→ **Exercise input**:
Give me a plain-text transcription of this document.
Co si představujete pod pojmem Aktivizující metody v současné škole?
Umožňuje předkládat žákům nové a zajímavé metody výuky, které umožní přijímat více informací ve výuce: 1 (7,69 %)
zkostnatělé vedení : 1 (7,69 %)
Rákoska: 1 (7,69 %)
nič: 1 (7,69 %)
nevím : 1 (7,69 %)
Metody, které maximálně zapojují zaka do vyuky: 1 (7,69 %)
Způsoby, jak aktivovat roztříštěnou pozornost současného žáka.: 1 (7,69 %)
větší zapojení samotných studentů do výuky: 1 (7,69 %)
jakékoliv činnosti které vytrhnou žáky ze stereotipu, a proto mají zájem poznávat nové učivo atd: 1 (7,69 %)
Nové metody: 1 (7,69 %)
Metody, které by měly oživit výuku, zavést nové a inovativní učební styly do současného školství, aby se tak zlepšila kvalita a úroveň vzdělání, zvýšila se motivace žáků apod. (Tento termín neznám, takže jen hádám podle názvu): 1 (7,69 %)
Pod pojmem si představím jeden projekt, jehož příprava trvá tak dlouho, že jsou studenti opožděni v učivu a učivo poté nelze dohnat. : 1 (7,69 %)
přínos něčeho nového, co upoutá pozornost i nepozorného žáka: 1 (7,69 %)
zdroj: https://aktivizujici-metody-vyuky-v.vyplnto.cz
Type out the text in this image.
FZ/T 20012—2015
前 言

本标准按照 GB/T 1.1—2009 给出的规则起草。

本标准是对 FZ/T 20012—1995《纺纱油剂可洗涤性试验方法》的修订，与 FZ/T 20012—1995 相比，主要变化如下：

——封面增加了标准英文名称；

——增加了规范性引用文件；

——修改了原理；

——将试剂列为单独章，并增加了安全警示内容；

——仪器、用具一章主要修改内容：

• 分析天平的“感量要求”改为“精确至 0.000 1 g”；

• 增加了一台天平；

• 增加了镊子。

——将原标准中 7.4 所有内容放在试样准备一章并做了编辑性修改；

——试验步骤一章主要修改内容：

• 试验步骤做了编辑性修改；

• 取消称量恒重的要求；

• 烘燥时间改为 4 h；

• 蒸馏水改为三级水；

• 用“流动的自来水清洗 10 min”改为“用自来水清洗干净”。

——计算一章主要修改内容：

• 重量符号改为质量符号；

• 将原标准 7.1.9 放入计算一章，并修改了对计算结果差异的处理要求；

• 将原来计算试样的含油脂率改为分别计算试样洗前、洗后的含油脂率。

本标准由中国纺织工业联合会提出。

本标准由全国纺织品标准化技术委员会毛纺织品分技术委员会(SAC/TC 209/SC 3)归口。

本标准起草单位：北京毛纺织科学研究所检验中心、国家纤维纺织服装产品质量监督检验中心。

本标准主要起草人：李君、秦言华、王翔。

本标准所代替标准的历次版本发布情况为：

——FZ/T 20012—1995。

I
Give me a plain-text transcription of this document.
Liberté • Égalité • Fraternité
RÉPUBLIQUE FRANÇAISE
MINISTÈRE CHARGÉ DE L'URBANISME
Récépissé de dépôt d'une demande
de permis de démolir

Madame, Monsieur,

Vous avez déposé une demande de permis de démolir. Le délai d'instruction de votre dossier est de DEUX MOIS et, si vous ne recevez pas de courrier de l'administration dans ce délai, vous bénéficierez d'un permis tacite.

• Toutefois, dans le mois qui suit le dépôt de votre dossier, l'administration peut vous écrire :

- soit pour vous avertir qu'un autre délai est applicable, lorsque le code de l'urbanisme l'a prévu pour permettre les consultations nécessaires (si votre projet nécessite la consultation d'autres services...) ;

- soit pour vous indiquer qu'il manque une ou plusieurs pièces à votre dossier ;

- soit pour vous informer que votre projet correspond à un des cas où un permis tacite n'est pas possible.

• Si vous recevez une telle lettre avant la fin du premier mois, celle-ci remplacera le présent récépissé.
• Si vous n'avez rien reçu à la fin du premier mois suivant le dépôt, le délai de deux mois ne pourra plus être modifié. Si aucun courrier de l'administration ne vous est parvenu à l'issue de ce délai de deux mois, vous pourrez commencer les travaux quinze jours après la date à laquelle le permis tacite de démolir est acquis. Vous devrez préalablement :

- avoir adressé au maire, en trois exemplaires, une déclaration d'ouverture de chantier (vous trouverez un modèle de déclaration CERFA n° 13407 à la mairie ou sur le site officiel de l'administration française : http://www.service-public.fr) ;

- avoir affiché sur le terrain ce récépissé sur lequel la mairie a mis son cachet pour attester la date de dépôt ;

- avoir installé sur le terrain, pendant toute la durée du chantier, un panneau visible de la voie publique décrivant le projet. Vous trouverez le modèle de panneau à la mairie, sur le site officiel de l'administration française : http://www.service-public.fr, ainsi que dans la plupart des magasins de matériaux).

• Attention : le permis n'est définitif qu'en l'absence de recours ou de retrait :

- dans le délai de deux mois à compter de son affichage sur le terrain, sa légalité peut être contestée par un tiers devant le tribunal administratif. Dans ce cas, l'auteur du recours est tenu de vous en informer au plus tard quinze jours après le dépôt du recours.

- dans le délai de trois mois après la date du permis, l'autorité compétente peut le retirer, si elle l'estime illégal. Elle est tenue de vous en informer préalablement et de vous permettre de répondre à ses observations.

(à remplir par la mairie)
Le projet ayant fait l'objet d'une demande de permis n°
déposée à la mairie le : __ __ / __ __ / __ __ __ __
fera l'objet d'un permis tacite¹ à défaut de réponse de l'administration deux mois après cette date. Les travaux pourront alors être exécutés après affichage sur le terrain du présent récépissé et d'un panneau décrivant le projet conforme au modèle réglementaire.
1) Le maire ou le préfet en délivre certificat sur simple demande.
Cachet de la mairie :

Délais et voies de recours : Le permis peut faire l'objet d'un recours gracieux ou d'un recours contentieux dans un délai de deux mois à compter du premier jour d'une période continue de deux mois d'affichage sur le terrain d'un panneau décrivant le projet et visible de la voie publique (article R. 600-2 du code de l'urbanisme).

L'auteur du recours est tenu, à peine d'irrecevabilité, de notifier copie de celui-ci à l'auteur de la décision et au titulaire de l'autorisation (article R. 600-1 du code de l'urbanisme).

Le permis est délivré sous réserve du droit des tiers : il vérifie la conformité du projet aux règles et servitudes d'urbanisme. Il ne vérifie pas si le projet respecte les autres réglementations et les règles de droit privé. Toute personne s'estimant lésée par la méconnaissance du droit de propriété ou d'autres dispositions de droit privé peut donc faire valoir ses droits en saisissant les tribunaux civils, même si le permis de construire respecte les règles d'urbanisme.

→ **Task instructions**:
Would you reproduce all the entries exactly?

→ **Task answer**:
Give me a plain-text transcription of this document.
Co si představujete pod pojmem Aktivizující metody v současné škole?
Umožňuje předkládat žákům nové a zajímavé metody výuky, které umožní přijímat více informací ve výuce: 1 (7,69 %)
zkostnatělé vedení : 1 (7,69 %)
Rákoska: 1 (7,69 %)
nič: 1 (7,69 %)
nevím : 1 (7,69 %)
Metody, které maximálně zapojují zaka do vyuky: 1 (7,69 %)
Způsoby, jak aktivovat roztříštěnou pozornost současného žáka.: 1 (7,69 %)
větší zapojení samotných studentů do výuky: 1 (7,69 %)
jakékoliv činnosti které vytrhnou žáky ze stereotipu, a proto mají zájem poznávat nové učivo atd: 1 (7,69 %)
Nové metody: 1 (7,69 %)
Metody, které by měly oživit výuku, zavést nové a inovativní učební styly do současného školství, aby se tak zlepšila kvalita a úroveň vzdělání, zvýšila se motivace žáků apod. (Tento termín neznám, takže jen hádám podle názvu): 1 (7,69 %)
Pod pojmem si představím jeden projekt, jehož příprava trvá tak dlouho, že jsou studenti opožděni v učivu a učivo poté nelze dohnat. : 1 (7,69 %)
přínos něčeho nového, co upoutá pozornost i nepozorného žáka: 1 (7,69 %)
zdroj: https://aktivizujici-metody-vyuky-v.vyplnto.cz
Type out the text in this image.
FZ/T 20012—2015
前 言

本标准按照 GB/T 1.1—2009 给出的规则起草。

本标准是对 FZ/T 20012—1995《纺纱油剂可洗涤性试验方法》的修订，与 FZ/T 20012—1995 相比，主要变化如下：

——封面增加了标准英文名称；

——增加了规范性引用文件；

——修改了原理；

——将试剂列为单独章，并增加了安全警示内容；

——仪器、用具一章主要修改内容：

• 分析天平的“感量要求”改为“精确至 0.000 1 g”；

• 增加了一台天平；

• 增加了镊子。

——将原标准中 7.4 所有内容放在试样准备一章并做了编辑性修改；

——试验步骤一章主要修改内容：

• 试验步骤做了编辑性修改；

• 取消称量恒重的要求；

• 烘燥时间改为 4 h；

• 蒸馏水改为三级水；

• 用“流动的自来水清洗 10 min”改为“用自来水清洗干净”。

——计算一章主要修改内容：

• 重量符号改为质量符号；

• 将原标准 7.1.9 放入计算一章，并修改了对计算结果差异的处理要求；

• 将原来计算试样的含油脂率改为分别计算试样洗前、洗后的含油脂率。

本标准由中国纺织工业联合会提出。

本标准由全国纺织品标准化技术委员会毛纺织品分技术委员会(SAC/TC 209/SC 3)归口。

本标准起草单位：北京毛纺织科学研究所检验中心、国家纤维纺织服装产品质量监督检验中心。

本标准主要起草人：李君、秦言华、王翔。

本标准所代替标准的历次版本发布情况为：

——FZ/T 20012—1995。

I
Give me a plain-text transcription of this document.
Liberté • Égalité • Fraternité
RÉPUBLIQUE FRANÇAISE
MINISTÈRE CHARGÉ DE L'URBANISME
Récépissé de dépôt d'une demande
de permis de démolir

Madame, Monsieur,

Vous avez déposé une demande de permis de démolir. Le délai d'instruction de votre dossier est de DEUX MOIS et, si vous ne recevez pas de courrier de l'administration dans ce délai, vous bénéficierez d'un permis tacite.

• Toutefois, dans le mois qui suit le dépôt de votre dossier, l'administration peut vous écrire :

- soit pour vous avertir qu'un autre délai est applicable, lorsque le code de l'urbanisme l'a prévu pour permettre les consultations nécessaires (si votre projet nécessite la consultation d'autres services...) ;

- soit pour vous indiquer qu'il manque une ou plusieurs pièces à votre dossier ;

- soit pour vous informer que votre projet correspond à un des cas où un permis tacite n'est pas possible.

• Si vous recevez une telle lettre avant la fin du premier mois, celle-ci remplacera le présent récépissé.
• Si vous n'avez rien reçu à la fin du premier mois suivant le dépôt, le délai de deux mois ne pourra plus être modifié. Si aucun courrier de l'administration ne vous est parvenu à l'issue de ce délai de deux mois, vous pourrez commencer les travaux quinze jours après la date à laquelle le permis tacite de démolir est acquis. Vous devrez préalablement :

- avoir adressé au maire, en trois exemplaires, une déclaration d'ouverture de chantier (vous trouverez un modèle de déclaration CERFA n° 13407 à la mairie ou sur le site officiel de l'administration française : http://www.service-public.fr) ;

- avoir affiché sur le terrain ce récépissé sur lequel la mairie a mis son cachet pour attester la date de dépôt ;

- avoir installé sur le terrain, pendant toute la durée du chantier, un panneau visible de la voie publique décrivant le projet. Vous trouverez le modèle de panneau à la mairie, sur le site officiel de l'administration française : http://www.service-public.fr, ainsi que dans la plupart des magasins de matériaux).

• Attention : le permis n'est définitif qu'en l'absence de recours ou de retrait :

- dans le délai de deux mois à compter de son affichage sur le terrain, sa légalité peut être contestée par un tiers devant le tribunal administratif. Dans ce cas, l'auteur du recours est tenu de vous en informer au plus tard quinze jours après le dépôt du recours.

- dans le délai de trois mois après la date du permis, l'autorité compétente peut le retirer, si elle l'estime illégal. Elle est tenue de vous en informer préalablement et de vous permettre de répondre à ses observations.

(à remplir par la mairie)
Le projet ayant fait l'objet d'une demande de permis n°
déposée à la mairie le : __ __ / __ __ / __ __ __ __
fera l'objet d'un permis tacite¹ à défaut de réponse de l'administration deux mois après cette date. Les travaux pourront alors être exécutés après affichage sur le terrain du présent récépissé et d'un panneau décrivant le projet conforme au modèle réglementaire.
1) Le maire ou le préfet en délivre certificat sur simple demande.
Cachet de la mairie :

Délais et voies de recours : Le permis peut faire l'objet d'un recours gracieux ou d'un recours contentieux dans un délai de deux mois à compter du premier jour d'une période continue de deux mois d'affichage sur le terrain d'un panneau décrivant le projet et visible de la voie publique (article R. 600-2 du code de l'urbanisme).

L'auteur du recours est tenu, à peine d'irrecevabilité, de notifier copie de celui-ci à l'auteur de la décision et au titulaire de l'autorisation (article R. 600-1 du code de l'urbanisme).

Le permis est délivré sous réserve du droit des tiers : il vérifie la conformité du projet aux règles et servitudes d'urbanisme. Il ne vérifie pas si le projet respecte les autres réglementations et les règles de droit privé. Toute personne s'estimant lésée par la méconnaissance du droit de propriété ou d'autres dispositions de droit privé peut donc faire valoir ses droits en saisissant les tribunaux civils, même si le permis de construire respecte les règles d'urbanisme.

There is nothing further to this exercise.